__To be done__
In the material below, find each line holding the string "page" and copy it.

__Supplied data__
*-*-*

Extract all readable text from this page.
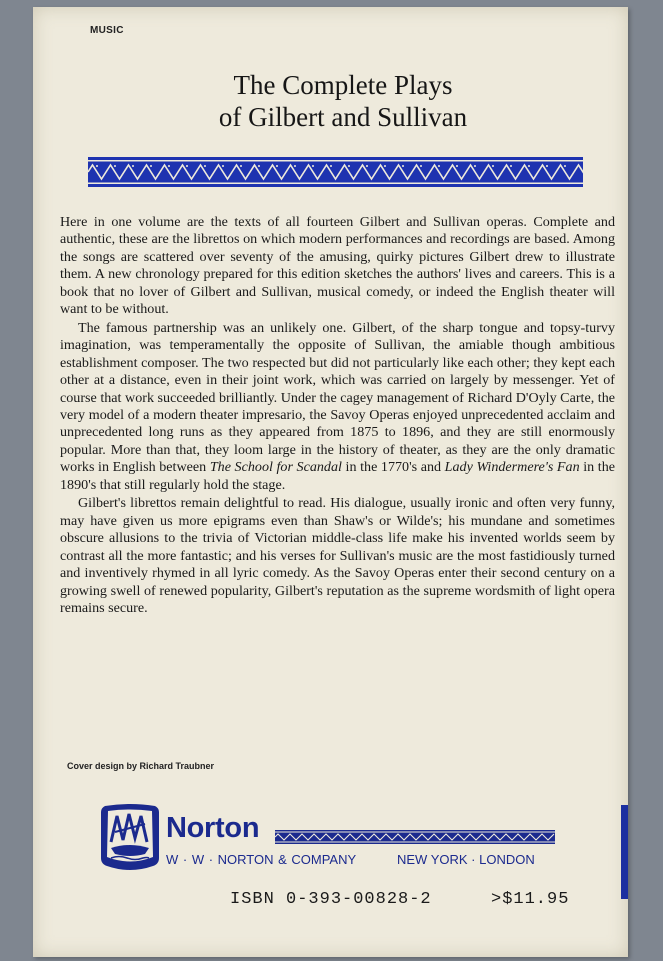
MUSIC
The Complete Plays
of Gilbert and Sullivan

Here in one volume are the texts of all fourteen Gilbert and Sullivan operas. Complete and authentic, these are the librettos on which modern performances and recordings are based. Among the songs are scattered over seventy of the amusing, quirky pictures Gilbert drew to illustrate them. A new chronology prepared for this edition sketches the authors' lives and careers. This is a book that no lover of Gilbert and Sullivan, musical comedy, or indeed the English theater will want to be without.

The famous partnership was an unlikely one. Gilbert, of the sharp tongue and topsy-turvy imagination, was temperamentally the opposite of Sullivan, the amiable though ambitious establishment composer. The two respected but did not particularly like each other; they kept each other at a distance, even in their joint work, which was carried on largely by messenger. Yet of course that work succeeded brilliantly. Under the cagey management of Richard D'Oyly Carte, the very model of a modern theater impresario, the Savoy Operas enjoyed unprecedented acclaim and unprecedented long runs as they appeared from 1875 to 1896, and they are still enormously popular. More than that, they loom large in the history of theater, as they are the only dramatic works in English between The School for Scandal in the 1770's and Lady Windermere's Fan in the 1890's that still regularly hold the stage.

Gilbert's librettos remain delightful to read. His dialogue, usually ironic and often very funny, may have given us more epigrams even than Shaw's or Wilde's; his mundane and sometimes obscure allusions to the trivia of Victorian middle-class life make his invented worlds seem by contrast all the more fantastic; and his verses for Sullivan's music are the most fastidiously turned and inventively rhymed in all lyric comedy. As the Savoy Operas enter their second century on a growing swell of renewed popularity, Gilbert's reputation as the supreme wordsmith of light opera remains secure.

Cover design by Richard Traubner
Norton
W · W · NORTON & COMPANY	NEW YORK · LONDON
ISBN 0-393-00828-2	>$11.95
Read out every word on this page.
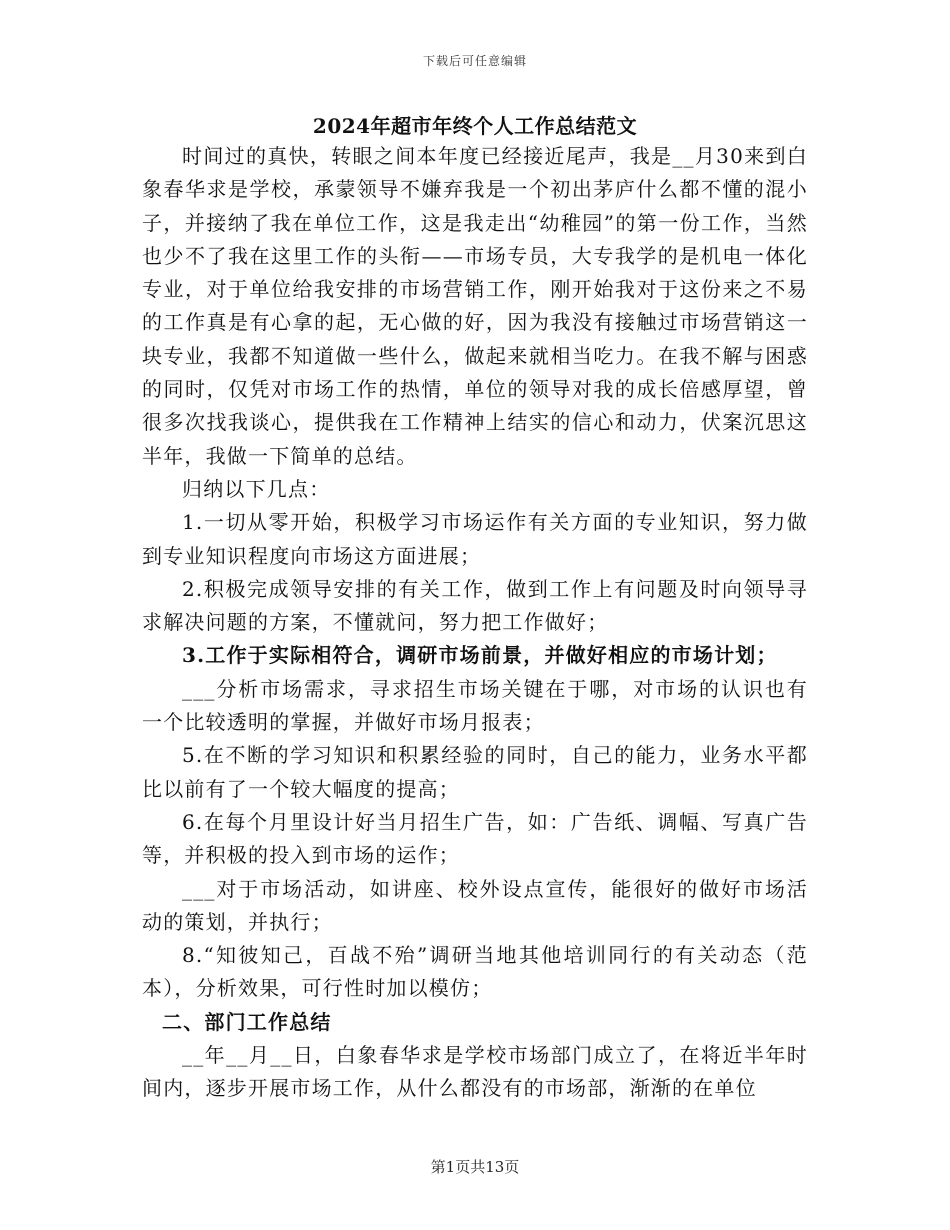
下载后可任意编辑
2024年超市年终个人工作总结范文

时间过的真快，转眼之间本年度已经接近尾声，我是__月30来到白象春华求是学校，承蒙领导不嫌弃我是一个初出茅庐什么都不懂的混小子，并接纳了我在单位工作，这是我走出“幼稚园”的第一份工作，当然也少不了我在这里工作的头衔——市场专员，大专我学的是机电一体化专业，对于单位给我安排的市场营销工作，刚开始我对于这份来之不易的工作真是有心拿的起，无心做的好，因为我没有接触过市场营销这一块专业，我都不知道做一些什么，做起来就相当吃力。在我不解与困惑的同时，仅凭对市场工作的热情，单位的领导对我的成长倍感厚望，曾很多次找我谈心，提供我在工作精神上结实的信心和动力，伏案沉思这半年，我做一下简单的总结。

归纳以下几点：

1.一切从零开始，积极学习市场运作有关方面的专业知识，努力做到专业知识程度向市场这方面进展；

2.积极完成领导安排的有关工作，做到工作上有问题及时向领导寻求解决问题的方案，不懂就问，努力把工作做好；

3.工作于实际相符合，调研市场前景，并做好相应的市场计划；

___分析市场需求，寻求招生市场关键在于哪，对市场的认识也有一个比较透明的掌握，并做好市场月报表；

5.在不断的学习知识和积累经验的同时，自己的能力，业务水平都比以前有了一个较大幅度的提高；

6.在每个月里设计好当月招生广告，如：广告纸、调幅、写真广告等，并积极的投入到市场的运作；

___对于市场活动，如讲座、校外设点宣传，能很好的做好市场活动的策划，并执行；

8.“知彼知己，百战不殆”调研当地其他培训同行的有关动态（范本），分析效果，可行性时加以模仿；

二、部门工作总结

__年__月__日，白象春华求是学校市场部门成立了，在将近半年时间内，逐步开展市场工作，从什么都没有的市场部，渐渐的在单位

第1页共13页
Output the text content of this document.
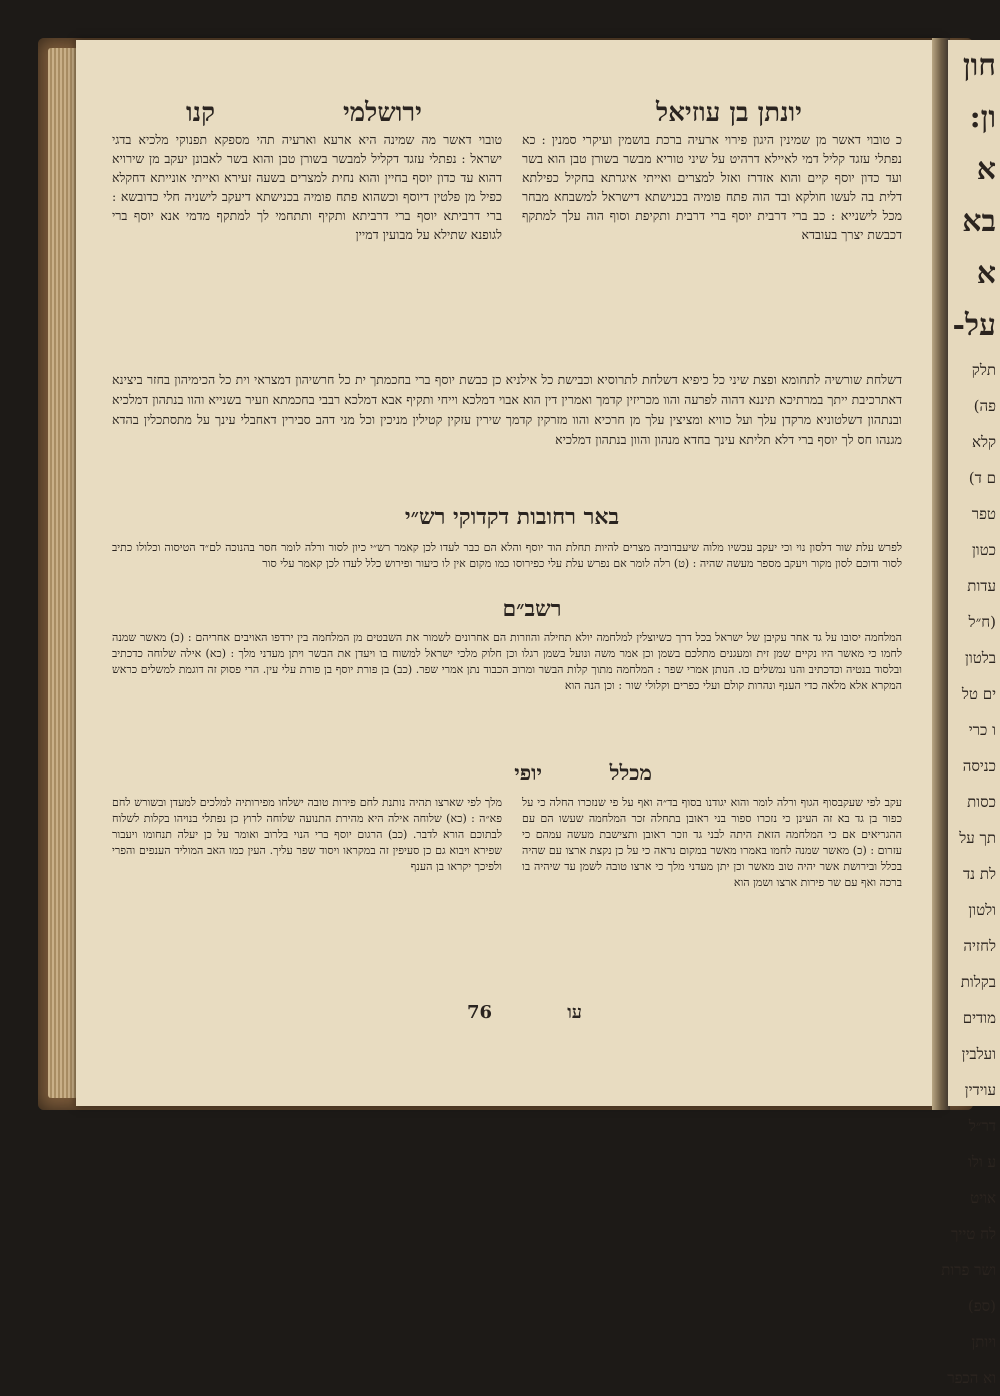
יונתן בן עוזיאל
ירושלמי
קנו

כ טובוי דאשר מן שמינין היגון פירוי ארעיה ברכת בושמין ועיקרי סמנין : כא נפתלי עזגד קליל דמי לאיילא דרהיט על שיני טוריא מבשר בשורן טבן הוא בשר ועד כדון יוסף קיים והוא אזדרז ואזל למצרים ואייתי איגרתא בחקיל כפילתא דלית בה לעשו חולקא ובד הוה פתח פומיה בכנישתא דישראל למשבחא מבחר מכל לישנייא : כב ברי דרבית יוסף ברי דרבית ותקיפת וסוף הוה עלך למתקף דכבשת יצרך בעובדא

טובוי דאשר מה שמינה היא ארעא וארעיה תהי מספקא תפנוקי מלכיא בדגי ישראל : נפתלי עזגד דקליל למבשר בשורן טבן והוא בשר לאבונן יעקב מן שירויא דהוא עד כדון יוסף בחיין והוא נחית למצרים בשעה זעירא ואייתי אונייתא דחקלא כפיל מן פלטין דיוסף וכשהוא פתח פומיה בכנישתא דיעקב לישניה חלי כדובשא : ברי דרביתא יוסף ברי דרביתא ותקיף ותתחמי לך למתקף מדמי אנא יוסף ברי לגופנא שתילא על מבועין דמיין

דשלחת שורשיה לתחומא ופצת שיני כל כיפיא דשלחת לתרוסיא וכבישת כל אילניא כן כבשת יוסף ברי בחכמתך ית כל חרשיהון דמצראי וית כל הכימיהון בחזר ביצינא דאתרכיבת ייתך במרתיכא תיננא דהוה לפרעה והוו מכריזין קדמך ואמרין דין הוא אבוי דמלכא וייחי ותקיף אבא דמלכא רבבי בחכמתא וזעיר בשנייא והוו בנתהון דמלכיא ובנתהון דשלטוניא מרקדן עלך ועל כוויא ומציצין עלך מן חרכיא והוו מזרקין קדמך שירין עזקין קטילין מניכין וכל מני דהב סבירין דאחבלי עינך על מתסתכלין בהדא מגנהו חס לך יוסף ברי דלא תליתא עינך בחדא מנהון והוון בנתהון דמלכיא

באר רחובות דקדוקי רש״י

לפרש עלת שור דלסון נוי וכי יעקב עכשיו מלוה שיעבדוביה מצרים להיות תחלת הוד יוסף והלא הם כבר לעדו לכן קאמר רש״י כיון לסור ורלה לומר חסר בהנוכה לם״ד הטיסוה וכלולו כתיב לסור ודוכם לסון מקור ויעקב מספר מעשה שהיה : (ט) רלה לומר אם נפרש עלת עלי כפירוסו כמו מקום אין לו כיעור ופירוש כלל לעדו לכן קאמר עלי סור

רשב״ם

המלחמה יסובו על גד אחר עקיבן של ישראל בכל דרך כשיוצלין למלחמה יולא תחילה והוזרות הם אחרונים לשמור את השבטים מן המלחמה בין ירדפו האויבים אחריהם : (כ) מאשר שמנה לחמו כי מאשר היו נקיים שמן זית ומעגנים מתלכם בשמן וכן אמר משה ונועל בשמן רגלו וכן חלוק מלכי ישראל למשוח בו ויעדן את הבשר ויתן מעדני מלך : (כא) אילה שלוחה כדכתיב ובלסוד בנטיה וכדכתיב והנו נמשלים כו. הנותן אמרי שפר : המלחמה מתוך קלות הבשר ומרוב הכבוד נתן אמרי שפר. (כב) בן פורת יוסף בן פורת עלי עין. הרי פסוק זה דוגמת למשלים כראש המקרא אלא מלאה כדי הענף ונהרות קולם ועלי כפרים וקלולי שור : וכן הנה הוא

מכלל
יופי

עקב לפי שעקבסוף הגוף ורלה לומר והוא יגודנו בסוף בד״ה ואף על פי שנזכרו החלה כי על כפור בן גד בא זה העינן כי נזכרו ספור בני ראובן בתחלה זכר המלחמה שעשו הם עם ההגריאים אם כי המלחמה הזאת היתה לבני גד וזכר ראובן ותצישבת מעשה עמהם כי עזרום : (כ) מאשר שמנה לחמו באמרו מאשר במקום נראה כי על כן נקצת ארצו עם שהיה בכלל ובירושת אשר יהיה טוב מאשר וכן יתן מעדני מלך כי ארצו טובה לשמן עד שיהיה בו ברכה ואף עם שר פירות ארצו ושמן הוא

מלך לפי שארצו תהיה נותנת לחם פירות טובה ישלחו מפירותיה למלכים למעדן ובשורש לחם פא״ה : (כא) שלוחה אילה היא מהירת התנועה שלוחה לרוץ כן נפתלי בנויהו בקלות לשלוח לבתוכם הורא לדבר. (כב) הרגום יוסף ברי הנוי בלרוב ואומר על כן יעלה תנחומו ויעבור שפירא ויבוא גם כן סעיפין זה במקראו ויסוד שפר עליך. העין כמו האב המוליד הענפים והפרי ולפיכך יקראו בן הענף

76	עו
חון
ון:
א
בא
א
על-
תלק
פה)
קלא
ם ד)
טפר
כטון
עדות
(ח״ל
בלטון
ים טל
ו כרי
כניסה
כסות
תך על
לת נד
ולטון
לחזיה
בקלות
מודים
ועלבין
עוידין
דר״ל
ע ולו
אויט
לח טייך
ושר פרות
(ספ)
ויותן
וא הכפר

*-*-*

__Correct response__
Extract all readable text from this page.
Read out every word on this page.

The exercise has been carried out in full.